*DO THIS*.
From the entries below, pull out each line where "entraînement" appears.

*SUPPLIED DATA*.
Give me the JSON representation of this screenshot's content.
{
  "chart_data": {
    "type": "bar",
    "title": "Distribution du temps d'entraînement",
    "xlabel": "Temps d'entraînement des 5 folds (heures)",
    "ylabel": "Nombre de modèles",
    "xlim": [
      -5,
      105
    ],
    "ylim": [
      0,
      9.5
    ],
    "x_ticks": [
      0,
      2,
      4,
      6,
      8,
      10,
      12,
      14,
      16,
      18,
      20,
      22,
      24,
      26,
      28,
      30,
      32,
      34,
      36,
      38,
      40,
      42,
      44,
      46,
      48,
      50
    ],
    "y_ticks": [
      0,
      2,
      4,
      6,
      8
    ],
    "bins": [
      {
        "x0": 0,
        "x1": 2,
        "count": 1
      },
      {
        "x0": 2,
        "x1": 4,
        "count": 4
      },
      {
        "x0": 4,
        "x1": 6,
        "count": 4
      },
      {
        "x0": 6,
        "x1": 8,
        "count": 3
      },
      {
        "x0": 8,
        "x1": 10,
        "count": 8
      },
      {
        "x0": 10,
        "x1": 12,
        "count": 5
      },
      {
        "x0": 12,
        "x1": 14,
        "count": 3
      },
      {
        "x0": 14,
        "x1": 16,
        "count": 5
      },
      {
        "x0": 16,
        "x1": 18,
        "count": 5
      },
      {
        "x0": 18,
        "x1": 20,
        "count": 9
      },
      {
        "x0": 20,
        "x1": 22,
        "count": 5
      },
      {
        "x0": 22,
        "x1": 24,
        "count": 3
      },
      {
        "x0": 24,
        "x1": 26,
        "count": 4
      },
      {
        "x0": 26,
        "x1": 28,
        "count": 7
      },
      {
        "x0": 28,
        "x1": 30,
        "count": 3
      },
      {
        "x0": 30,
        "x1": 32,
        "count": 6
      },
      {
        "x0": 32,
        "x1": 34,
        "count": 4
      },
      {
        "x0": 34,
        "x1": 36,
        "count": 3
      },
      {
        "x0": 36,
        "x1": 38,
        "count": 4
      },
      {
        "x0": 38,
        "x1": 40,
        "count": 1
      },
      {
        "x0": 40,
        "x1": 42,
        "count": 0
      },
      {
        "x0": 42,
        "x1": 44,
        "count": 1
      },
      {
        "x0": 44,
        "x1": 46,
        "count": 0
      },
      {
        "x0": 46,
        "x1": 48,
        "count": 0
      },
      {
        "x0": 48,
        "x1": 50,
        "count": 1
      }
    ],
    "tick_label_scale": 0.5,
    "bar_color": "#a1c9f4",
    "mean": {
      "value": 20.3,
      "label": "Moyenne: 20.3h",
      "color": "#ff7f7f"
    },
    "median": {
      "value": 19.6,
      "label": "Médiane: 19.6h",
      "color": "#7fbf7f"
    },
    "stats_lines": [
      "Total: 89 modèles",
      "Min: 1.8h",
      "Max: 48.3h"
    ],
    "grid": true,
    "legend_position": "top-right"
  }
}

*RESPONSE TO THIS TASK*.
    "title": "Distribution du temps d'entraînement",
    "xlabel": "Temps d'entraînement des 5 folds (heures)",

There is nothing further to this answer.